··· RECORDS SHOWN
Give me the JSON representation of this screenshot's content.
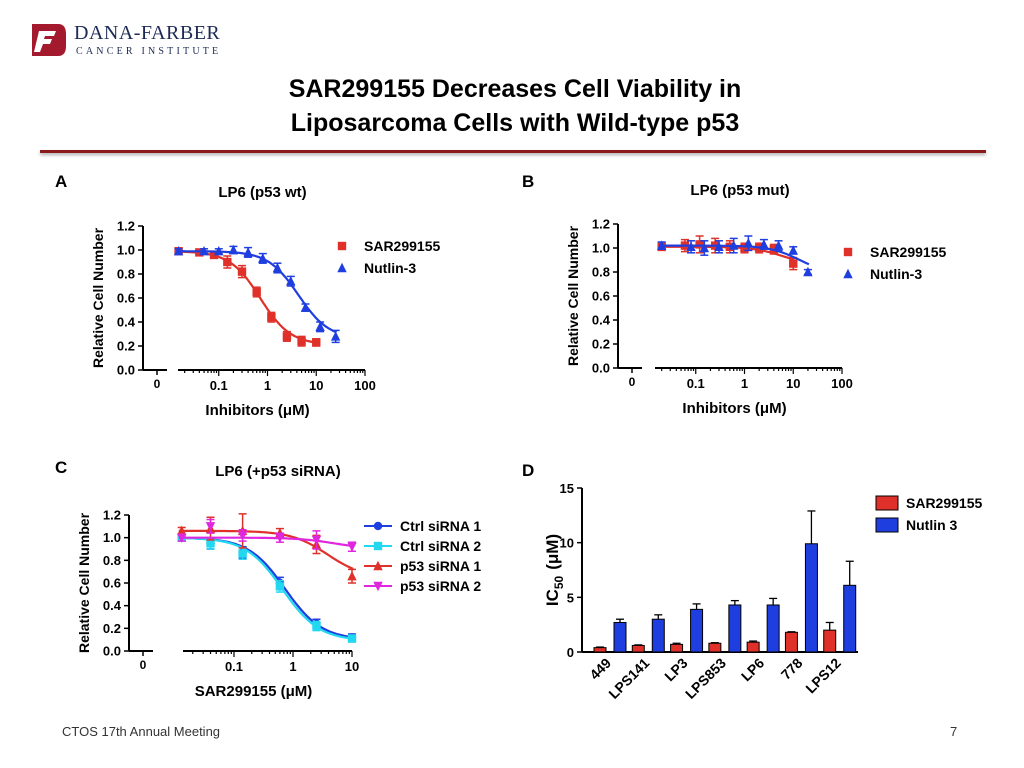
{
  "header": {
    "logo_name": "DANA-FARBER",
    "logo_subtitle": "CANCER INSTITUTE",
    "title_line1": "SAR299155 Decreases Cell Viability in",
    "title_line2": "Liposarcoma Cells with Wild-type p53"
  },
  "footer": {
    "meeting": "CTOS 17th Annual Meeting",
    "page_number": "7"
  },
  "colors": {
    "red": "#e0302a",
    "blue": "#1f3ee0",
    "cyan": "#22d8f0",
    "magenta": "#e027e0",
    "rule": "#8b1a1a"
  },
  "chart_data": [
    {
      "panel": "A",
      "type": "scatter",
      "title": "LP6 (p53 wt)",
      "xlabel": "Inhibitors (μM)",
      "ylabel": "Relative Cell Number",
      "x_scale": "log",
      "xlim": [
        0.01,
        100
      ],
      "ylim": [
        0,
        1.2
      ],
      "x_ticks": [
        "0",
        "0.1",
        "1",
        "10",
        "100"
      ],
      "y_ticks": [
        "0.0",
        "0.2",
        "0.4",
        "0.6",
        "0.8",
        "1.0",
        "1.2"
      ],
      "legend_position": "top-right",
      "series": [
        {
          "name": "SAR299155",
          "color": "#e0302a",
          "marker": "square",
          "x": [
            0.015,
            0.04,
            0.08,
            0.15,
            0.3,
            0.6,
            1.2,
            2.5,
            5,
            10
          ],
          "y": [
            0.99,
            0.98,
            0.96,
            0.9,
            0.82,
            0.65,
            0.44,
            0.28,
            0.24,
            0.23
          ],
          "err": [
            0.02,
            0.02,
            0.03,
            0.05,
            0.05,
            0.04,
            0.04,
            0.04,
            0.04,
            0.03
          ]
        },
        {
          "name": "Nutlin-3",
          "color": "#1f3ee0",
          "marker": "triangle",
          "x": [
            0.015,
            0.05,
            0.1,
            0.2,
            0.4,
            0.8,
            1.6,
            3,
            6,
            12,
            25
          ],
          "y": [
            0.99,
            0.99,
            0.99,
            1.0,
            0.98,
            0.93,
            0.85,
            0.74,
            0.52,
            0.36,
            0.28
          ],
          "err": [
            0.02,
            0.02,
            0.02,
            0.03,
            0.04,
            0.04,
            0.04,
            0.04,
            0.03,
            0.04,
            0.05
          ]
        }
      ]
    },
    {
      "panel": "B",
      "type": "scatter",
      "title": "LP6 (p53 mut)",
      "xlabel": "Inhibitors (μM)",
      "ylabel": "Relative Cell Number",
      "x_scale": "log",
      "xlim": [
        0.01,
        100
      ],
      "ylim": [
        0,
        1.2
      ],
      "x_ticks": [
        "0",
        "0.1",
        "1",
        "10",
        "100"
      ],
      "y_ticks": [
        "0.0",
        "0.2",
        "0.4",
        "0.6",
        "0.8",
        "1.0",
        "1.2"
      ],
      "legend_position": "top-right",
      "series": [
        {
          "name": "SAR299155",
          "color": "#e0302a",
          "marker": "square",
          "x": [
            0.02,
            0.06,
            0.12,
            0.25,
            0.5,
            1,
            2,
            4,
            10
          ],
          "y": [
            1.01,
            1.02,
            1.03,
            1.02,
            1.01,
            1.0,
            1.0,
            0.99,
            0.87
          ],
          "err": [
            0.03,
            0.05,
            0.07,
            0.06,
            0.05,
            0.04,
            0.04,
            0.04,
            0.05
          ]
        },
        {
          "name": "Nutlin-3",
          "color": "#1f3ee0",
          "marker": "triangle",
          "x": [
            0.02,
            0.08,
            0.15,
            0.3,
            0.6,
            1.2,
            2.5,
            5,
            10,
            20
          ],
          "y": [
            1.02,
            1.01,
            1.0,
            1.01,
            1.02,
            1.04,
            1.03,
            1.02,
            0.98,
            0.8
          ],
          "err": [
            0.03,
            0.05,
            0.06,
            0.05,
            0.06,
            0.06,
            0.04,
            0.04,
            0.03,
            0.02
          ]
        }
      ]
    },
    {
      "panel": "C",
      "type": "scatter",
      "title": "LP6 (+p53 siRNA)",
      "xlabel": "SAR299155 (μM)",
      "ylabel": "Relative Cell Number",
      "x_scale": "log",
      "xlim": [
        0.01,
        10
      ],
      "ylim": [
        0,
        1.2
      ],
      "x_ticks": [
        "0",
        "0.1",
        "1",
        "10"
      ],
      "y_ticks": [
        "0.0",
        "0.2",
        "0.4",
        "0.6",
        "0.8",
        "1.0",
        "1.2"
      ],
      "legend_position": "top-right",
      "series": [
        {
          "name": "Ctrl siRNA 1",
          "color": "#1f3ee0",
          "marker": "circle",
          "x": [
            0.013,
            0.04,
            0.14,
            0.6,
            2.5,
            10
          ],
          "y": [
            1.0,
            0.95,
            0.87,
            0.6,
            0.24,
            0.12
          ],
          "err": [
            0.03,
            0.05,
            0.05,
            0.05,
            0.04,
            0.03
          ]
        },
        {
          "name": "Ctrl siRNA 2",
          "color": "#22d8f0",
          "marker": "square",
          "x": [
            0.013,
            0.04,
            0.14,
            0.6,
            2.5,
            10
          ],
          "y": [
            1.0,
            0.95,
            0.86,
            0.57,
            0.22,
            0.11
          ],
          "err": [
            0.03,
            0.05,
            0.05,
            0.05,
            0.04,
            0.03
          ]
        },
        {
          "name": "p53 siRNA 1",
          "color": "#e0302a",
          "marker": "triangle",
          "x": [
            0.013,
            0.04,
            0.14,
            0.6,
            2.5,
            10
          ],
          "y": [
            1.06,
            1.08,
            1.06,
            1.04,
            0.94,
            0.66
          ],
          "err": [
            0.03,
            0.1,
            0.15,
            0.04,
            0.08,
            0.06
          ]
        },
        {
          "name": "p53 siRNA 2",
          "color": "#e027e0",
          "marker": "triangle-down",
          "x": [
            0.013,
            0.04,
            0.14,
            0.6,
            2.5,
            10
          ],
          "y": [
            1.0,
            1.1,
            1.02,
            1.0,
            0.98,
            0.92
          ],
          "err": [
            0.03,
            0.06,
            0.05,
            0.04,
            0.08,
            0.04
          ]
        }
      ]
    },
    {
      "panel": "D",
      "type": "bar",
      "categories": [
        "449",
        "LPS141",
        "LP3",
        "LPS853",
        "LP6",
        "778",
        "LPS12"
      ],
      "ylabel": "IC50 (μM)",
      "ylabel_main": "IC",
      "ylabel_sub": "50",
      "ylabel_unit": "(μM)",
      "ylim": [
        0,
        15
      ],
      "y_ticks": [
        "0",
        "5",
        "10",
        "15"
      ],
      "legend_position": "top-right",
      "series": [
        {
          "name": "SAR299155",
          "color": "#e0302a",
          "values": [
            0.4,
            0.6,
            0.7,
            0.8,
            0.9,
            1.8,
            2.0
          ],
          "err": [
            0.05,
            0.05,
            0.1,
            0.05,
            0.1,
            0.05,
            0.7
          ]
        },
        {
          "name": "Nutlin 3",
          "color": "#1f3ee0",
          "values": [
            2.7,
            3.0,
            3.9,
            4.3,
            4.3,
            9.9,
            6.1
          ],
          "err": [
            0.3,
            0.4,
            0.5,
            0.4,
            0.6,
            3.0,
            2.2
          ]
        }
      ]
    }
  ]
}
······
> WORK INSTRUCTIONS
Without including any picture, reproduce all of the material exactly.

> WRITTEN ANSWER
Give me the JSON representation of this screenshot's content.
{
  "header": {
    "logo_name": "DANA-FARBER",
    "logo_subtitle": "CANCER INSTITUTE",
    "title_line1": "SAR299155 Decreases Cell Viability in",
    "title_line2": "Liposarcoma Cells with Wild-type p53"
  },
  "footer": {
    "meeting": "CTOS 17th Annual Meeting",
    "page_number": "7"
  },
  "colors": {
    "red": "#e0302a",
    "blue": "#1f3ee0",
    "cyan": "#22d8f0",
    "magenta": "#e027e0",
    "rule": "#8b1a1a"
  },
  "chart_data": [
    {
      "panel": "A",
      "type": "scatter",
      "title": "LP6 (p53 wt)",
      "xlabel": "Inhibitors (μM)",
      "ylabel": "Relative Cell Number",
      "x_scale": "log",
      "xlim": [
        0.01,
        100
      ],
      "ylim": [
        0,
        1.2
      ],
      "x_ticks": [
        "0",
        "0.1",
        "1",
        "10",
        "100"
      ],
      "y_ticks": [
        "0.0",
        "0.2",
        "0.4",
        "0.6",
        "0.8",
        "1.0",
        "1.2"
      ],
      "legend_position": "top-right",
      "series": [
        {
          "name": "SAR299155",
          "color": "#e0302a",
          "marker": "square",
          "x": [
            0.015,
            0.04,
            0.08,
            0.15,
            0.3,
            0.6,
            1.2,
            2.5,
            5,
            10
          ],
          "y": [
            0.99,
            0.98,
            0.96,
            0.9,
            0.82,
            0.65,
            0.44,
            0.28,
            0.24,
            0.23
          ],
          "err": [
            0.02,
            0.02,
            0.03,
            0.05,
            0.05,
            0.04,
            0.04,
            0.04,
            0.04,
            0.03
          ]
        },
        {
          "name": "Nutlin-3",
          "color": "#1f3ee0",
          "marker": "triangle",
          "x": [
            0.015,
            0.05,
            0.1,
            0.2,
            0.4,
            0.8,
            1.6,
            3,
            6,
            12,
            25
          ],
          "y": [
            0.99,
            0.99,
            0.99,
            1.0,
            0.98,
            0.93,
            0.85,
            0.74,
            0.52,
            0.36,
            0.28
          ],
          "err": [
            0.02,
            0.02,
            0.02,
            0.03,
            0.04,
            0.04,
            0.04,
            0.04,
            0.03,
            0.04,
            0.05
          ]
        }
      ]
    },
    {
      "panel": "B",
      "type": "scatter",
      "title": "LP6 (p53 mut)",
      "xlabel": "Inhibitors (μM)",
      "ylabel": "Relative Cell Number",
      "x_scale": "log",
      "xlim": [
        0.01,
        100
      ],
      "ylim": [
        0,
        1.2
      ],
      "x_ticks": [
        "0",
        "0.1",
        "1",
        "10",
        "100"
      ],
      "y_ticks": [
        "0.0",
        "0.2",
        "0.4",
        "0.6",
        "0.8",
        "1.0",
        "1.2"
      ],
      "legend_position": "top-right",
      "series": [
        {
          "name": "SAR299155",
          "color": "#e0302a",
          "marker": "square",
          "x": [
            0.02,
            0.06,
            0.12,
            0.25,
            0.5,
            1,
            2,
            4,
            10
          ],
          "y": [
            1.01,
            1.02,
            1.03,
            1.02,
            1.01,
            1.0,
            1.0,
            0.99,
            0.87
          ],
          "err": [
            0.03,
            0.05,
            0.07,
            0.06,
            0.05,
            0.04,
            0.04,
            0.04,
            0.05
          ]
        },
        {
          "name": "Nutlin-3",
          "color": "#1f3ee0",
          "marker": "triangle",
          "x": [
            0.02,
            0.08,
            0.15,
            0.3,
            0.6,
            1.2,
            2.5,
            5,
            10,
            20
          ],
          "y": [
            1.02,
            1.01,
            1.0,
            1.01,
            1.02,
            1.04,
            1.03,
            1.02,
            0.98,
            0.8
          ],
          "err": [
            0.03,
            0.05,
            0.06,
            0.05,
            0.06,
            0.06,
            0.04,
            0.04,
            0.03,
            0.02
          ]
        }
      ]
    },
    {
      "panel": "C",
      "type": "scatter",
      "title": "LP6 (+p53 siRNA)",
      "xlabel": "SAR299155 (μM)",
      "ylabel": "Relative Cell Number",
      "x_scale": "log",
      "xlim": [
        0.01,
        10
      ],
      "ylim": [
        0,
        1.2
      ],
      "x_ticks": [
        "0",
        "0.1",
        "1",
        "10"
      ],
      "y_ticks": [
        "0.0",
        "0.2",
        "0.4",
        "0.6",
        "0.8",
        "1.0",
        "1.2"
      ],
      "legend_position": "top-right",
      "series": [
        {
          "name": "Ctrl siRNA 1",
          "color": "#1f3ee0",
          "marker": "circle",
          "x": [
            0.013,
            0.04,
            0.14,
            0.6,
            2.5,
            10
          ],
          "y": [
            1.0,
            0.95,
            0.87,
            0.6,
            0.24,
            0.12
          ],
          "err": [
            0.03,
            0.05,
            0.05,
            0.05,
            0.04,
            0.03
          ]
        },
        {
          "name": "Ctrl siRNA 2",
          "color": "#22d8f0",
          "marker": "square",
          "x": [
            0.013,
            0.04,
            0.14,
            0.6,
            2.5,
            10
          ],
          "y": [
            1.0,
            0.95,
            0.86,
            0.57,
            0.22,
            0.11
          ],
          "err": [
            0.03,
            0.05,
            0.05,
            0.05,
            0.04,
            0.03
          ]
        },
        {
          "name": "p53 siRNA 1",
          "color": "#e0302a",
          "marker": "triangle",
          "x": [
            0.013,
            0.04,
            0.14,
            0.6,
            2.5,
            10
          ],
          "y": [
            1.06,
            1.08,
            1.06,
            1.04,
            0.94,
            0.66
          ],
          "err": [
            0.03,
            0.1,
            0.15,
            0.04,
            0.08,
            0.06
          ]
        },
        {
          "name": "p53 siRNA 2",
          "color": "#e027e0",
          "marker": "triangle-down",
          "x": [
            0.013,
            0.04,
            0.14,
            0.6,
            2.5,
            10
          ],
          "y": [
            1.0,
            1.1,
            1.02,
            1.0,
            0.98,
            0.92
          ],
          "err": [
            0.03,
            0.06,
            0.05,
            0.04,
            0.08,
            0.04
          ]
        }
      ]
    },
    {
      "panel": "D",
      "type": "bar",
      "categories": [
        "449",
        "LPS141",
        "LP3",
        "LPS853",
        "LP6",
        "778",
        "LPS12"
      ],
      "ylabel": "IC50 (μM)",
      "ylabel_main": "IC",
      "ylabel_sub": "50",
      "ylabel_unit": "(μM)",
      "ylim": [
        0,
        15
      ],
      "y_ticks": [
        "0",
        "5",
        "10",
        "15"
      ],
      "legend_position": "top-right",
      "series": [
        {
          "name": "SAR299155",
          "color": "#e0302a",
          "values": [
            0.4,
            0.6,
            0.7,
            0.8,
            0.9,
            1.8,
            2.0
          ],
          "err": [
            0.05,
            0.05,
            0.1,
            0.05,
            0.1,
            0.05,
            0.7
          ]
        },
        {
          "name": "Nutlin 3",
          "color": "#1f3ee0",
          "values": [
            2.7,
            3.0,
            3.9,
            4.3,
            4.3,
            9.9,
            6.1
          ],
          "err": [
            0.3,
            0.4,
            0.5,
            0.4,
            0.6,
            3.0,
            2.2
          ]
        }
      ]
    }
  ]
}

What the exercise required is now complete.